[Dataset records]
********

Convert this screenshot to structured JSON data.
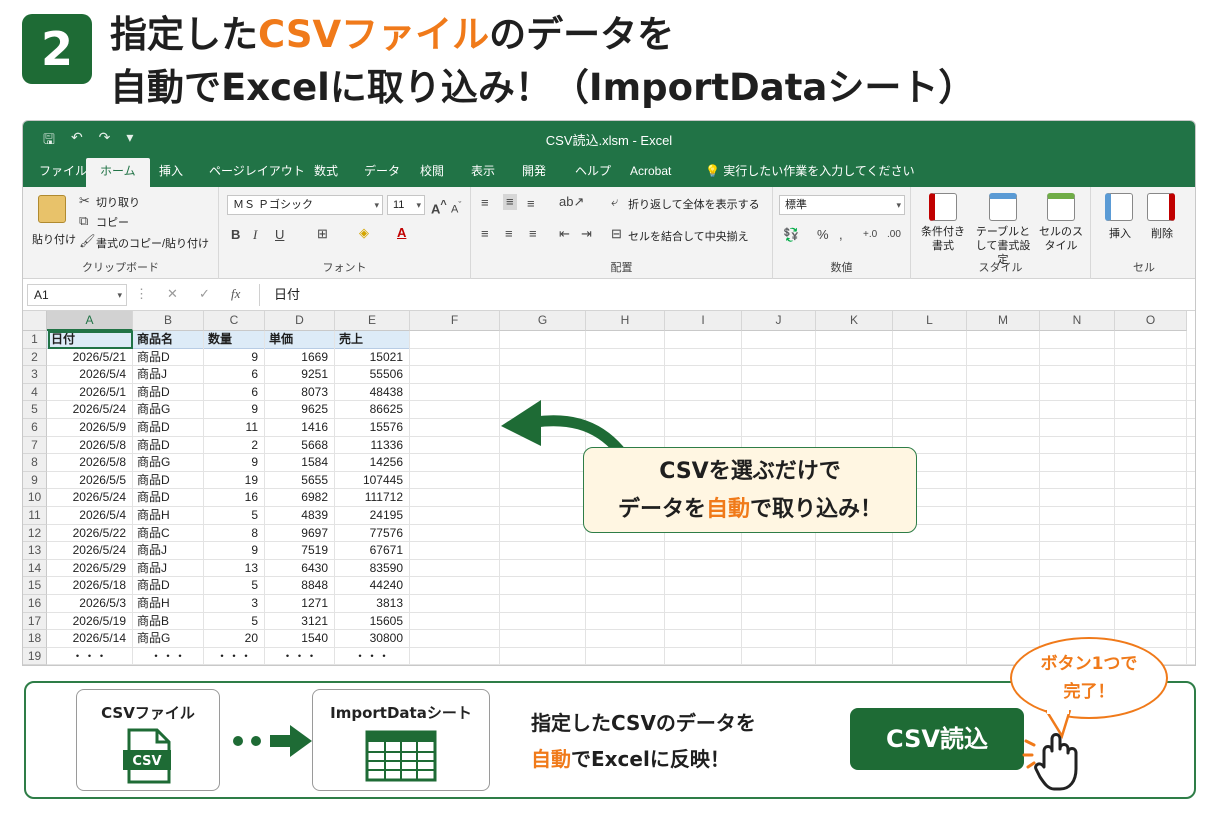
{
  "header": {
    "step_number": "2",
    "line1_part1": "指定した",
    "line1_highlight": "CSVファイル",
    "line1_part2": "のデータを",
    "line2": "自動でExcelに取り込み！（ImportDataシート）"
  },
  "excel": {
    "window_title": "CSV読込.xlsm  -  Excel",
    "tabs": [
      "ファイル",
      "ホーム",
      "挿入",
      "ページレイアウト",
      "数式",
      "データ",
      "校閲",
      "表示",
      "開発",
      "ヘルプ",
      "Acrobat"
    ],
    "tell_me": "実行したい作業を入力してください",
    "ribbon": {
      "clipboard": {
        "paste": "貼り付け",
        "cut": "切り取り",
        "copy": "コピー",
        "format_painter": "書式のコピー/貼り付け",
        "label": "クリップボード"
      },
      "font": {
        "font_name": "ＭＳ Ｐゴシック",
        "font_size": "11",
        "bold": "B",
        "italic": "I",
        "underline": "U",
        "label": "フォント"
      },
      "alignment": {
        "wrap": "折り返して全体を表示する",
        "merge": "セルを結合して中央揃え",
        "label": "配置"
      },
      "number": {
        "format": "標準",
        "label": "数値"
      },
      "styles": {
        "conditional": "条件付き書式",
        "table": "テーブルとして書式設定",
        "cell_styles": "セルのスタイル",
        "label": "スタイル"
      },
      "cells": {
        "insert": "挿入",
        "delete": "削除",
        "label": "セル"
      }
    },
    "name_box": "A1",
    "formula_value": "日付",
    "columns": [
      "A",
      "B",
      "C",
      "D",
      "E",
      "F",
      "G",
      "H",
      "I",
      "J",
      "K",
      "L",
      "M",
      "N",
      "O"
    ],
    "table_headers": [
      "日付",
      "商品名",
      "数量",
      "単価",
      "売上"
    ],
    "rows": [
      [
        "2026/5/21",
        "商品D",
        "9",
        "1669",
        "15021"
      ],
      [
        "2026/5/4",
        "商品J",
        "6",
        "9251",
        "55506"
      ],
      [
        "2026/5/1",
        "商品D",
        "6",
        "8073",
        "48438"
      ],
      [
        "2026/5/24",
        "商品G",
        "9",
        "9625",
        "86625"
      ],
      [
        "2026/5/9",
        "商品D",
        "11",
        "1416",
        "15576"
      ],
      [
        "2026/5/8",
        "商品D",
        "2",
        "5668",
        "11336"
      ],
      [
        "2026/5/8",
        "商品G",
        "9",
        "1584",
        "14256"
      ],
      [
        "2026/5/5",
        "商品D",
        "19",
        "5655",
        "107445"
      ],
      [
        "2026/5/24",
        "商品D",
        "16",
        "6982",
        "111712"
      ],
      [
        "2026/5/4",
        "商品H",
        "5",
        "4839",
        "24195"
      ],
      [
        "2026/5/22",
        "商品C",
        "8",
        "9697",
        "77576"
      ],
      [
        "2026/5/24",
        "商品J",
        "9",
        "7519",
        "67671"
      ],
      [
        "2026/5/29",
        "商品J",
        "13",
        "6430",
        "83590"
      ],
      [
        "2026/5/18",
        "商品D",
        "5",
        "8848",
        "44240"
      ],
      [
        "2026/5/3",
        "商品H",
        "3",
        "1271",
        "3813"
      ],
      [
        "2026/5/19",
        "商品B",
        "5",
        "3121",
        "15605"
      ],
      [
        "2026/5/14",
        "商品G",
        "20",
        "1540",
        "30800"
      ],
      [
        "・・・",
        "・・・",
        "・・・",
        "・・・",
        "・・・"
      ]
    ]
  },
  "callout": {
    "line1": "CSVを選ぶだけで",
    "line2_part1": "データを",
    "line2_highlight": "自動",
    "line2_part2": "で取り込み！"
  },
  "flow": {
    "card1_title": "CSVファイル",
    "card1_icon_label": "CSV",
    "card2_title": "ImportDataシート",
    "text_line1": "指定したCSVのデータを",
    "text_line2_highlight": "自動",
    "text_line2_rest": "でExcelに反映！",
    "button_label": "CSV読込",
    "bubble_line1": "ボタン1つで",
    "bubble_line2": "完了！"
  },
  "colors": {
    "excel_green": "#217346",
    "badge_green": "#1e6b35",
    "accent_orange": "#f07a1a",
    "callout_bg": "#fff6e2",
    "header_cell_bg": "#ddebf7"
  }
}
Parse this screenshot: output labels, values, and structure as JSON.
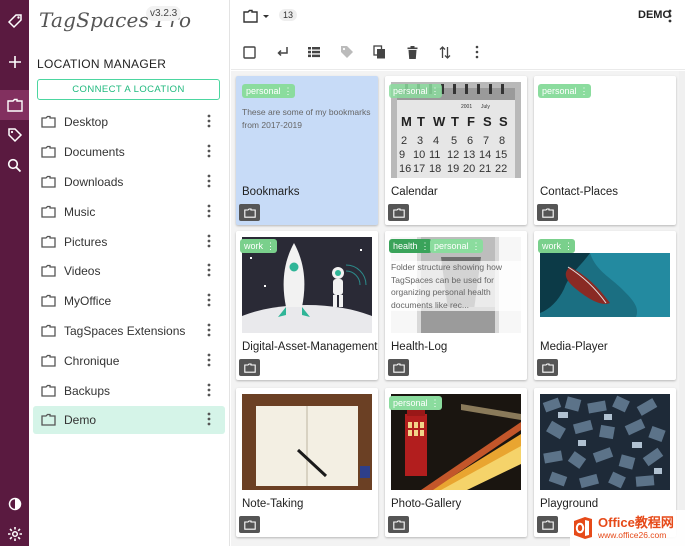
{
  "app": {
    "name": "TagSpaces Pro",
    "version": "v3.2.3"
  },
  "rail": {
    "icons": [
      "tag-logo-icon",
      "plus-icon",
      "folder-icon",
      "tags-icon",
      "search-icon",
      "theme-toggle-icon",
      "settings-icon"
    ]
  },
  "location_manager": {
    "title": "LOCATION MANAGER",
    "connect_label": "CONNECT A LOCATION",
    "locations": [
      {
        "name": "Desktop"
      },
      {
        "name": "Documents"
      },
      {
        "name": "Downloads"
      },
      {
        "name": "Music"
      },
      {
        "name": "Pictures"
      },
      {
        "name": "Videos"
      },
      {
        "name": "MyOffice"
      },
      {
        "name": "TagSpaces Extensions"
      },
      {
        "name": "Chronique"
      },
      {
        "name": "Backups"
      },
      {
        "name": "Demo",
        "selected": true
      }
    ]
  },
  "toolbar": {
    "item_count": "13",
    "location_label": "DEMO"
  },
  "grid": {
    "cards": [
      {
        "name": "Bookmarks",
        "tags": [
          "personal"
        ],
        "desc": "These are some of my bookmarks from 2017-2019",
        "selected": true
      },
      {
        "name": "Calendar",
        "tags": [
          "personal"
        ]
      },
      {
        "name": "Contact-Places",
        "tags": [
          "personal"
        ]
      },
      {
        "name": "Digital-Asset-Management",
        "tags": [
          "work"
        ]
      },
      {
        "name": "Health-Log",
        "tags": [
          "health",
          "personal"
        ],
        "desc": "Folder structure showing how TagSpaces can be used for organizing personal health documents like rec..."
      },
      {
        "name": "Media-Player",
        "tags": [
          "work"
        ]
      },
      {
        "name": "Note-Taking",
        "tags": []
      },
      {
        "name": "Photo-Gallery",
        "tags": [
          "personal"
        ]
      },
      {
        "name": "Playground",
        "tags": []
      }
    ]
  },
  "calendar": {
    "month": "July",
    "year": "2001",
    "weekdays": [
      "M",
      "T",
      "W",
      "T",
      "F",
      "S",
      "S"
    ],
    "rows": [
      [
        "2",
        "3",
        "4",
        "5",
        "6",
        "7",
        "8"
      ],
      [
        "9",
        "10",
        "11",
        "12",
        "13",
        "14",
        "15"
      ],
      [
        "16",
        "17",
        "18",
        "19",
        "20",
        "21",
        "22"
      ]
    ]
  },
  "colors": {
    "rail": "#5a1a40",
    "accent": "#1fb97e",
    "tag_personal": "#8bdc9e",
    "tag_work": "#7ad08c",
    "tag_health": "#3aa35a",
    "selected_card": "#c7dbf7"
  },
  "watermark": {
    "text": "Office教程网",
    "url": "www.office26.com"
  }
}
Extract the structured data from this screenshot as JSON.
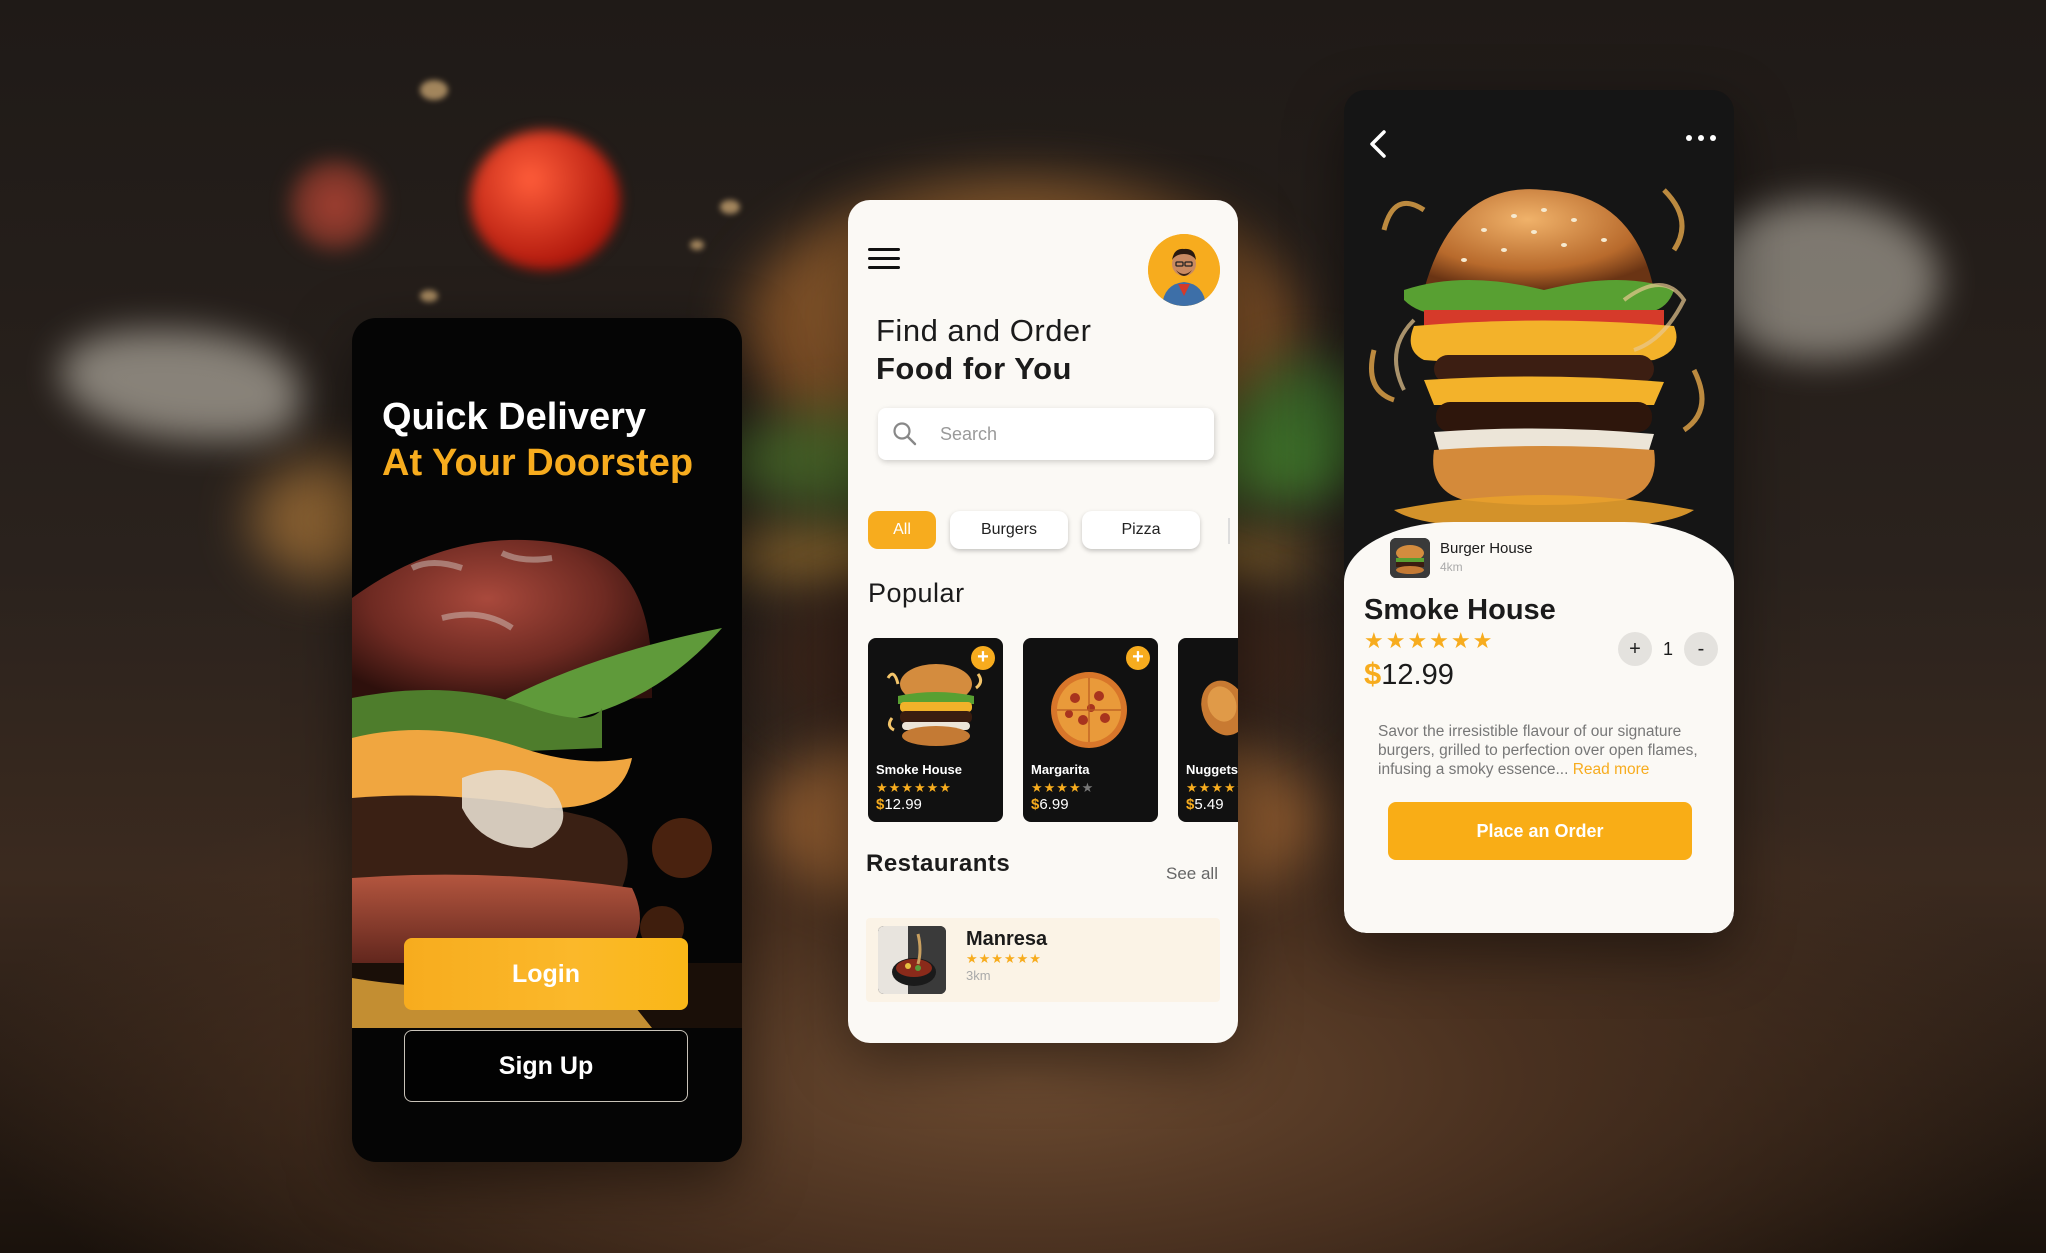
{
  "login_screen": {
    "title_line1": "Quick Delivery",
    "title_line2": "At Your Doorstep",
    "login_label": "Login",
    "signup_label": "Sign Up"
  },
  "home_screen": {
    "title_line1": "Find and Order",
    "title_line2": "Food for You",
    "search_placeholder": "Search",
    "categories": [
      {
        "label": "All",
        "active": true
      },
      {
        "label": "Burgers",
        "active": false
      },
      {
        "label": "Pizza",
        "active": false
      }
    ],
    "popular_title": "Popular",
    "popular_items": [
      {
        "name": "Smoke House",
        "rating": 6,
        "currency": "$",
        "price": "12.99",
        "add": "+"
      },
      {
        "name": "Margarita",
        "rating": 4,
        "currency": "$",
        "price": "6.99",
        "add": "+"
      },
      {
        "name": "Nuggets",
        "rating": 3,
        "currency": "$",
        "price": "5.49",
        "add": "+"
      }
    ],
    "restaurants_title": "Restaurants",
    "see_all_label": "See all",
    "restaurants": [
      {
        "name": "Manresa",
        "rating": 6,
        "distance": "3km"
      }
    ]
  },
  "detail_screen": {
    "shop_name": "Burger House",
    "shop_distance": "4km",
    "dish_name": "Smoke House",
    "rating": 6,
    "currency": "$",
    "price": "12.99",
    "increment_label": "+",
    "quantity": "1",
    "decrement_label": "-",
    "description": "Savor the irresistible flavour of our signature burgers, grilled to perfection over open flames, infusing a smoky essence...",
    "read_more_label": "Read more",
    "order_label": "Place an Order"
  },
  "colors": {
    "accent": "#f7ac1e",
    "dark": "#050505",
    "light_surface": "#fbf9f5"
  }
}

********

• [Written task]:
Determine how many lines above contain "ImportDataシート" as a word or string. Give the number alone.

• [Reply]:
2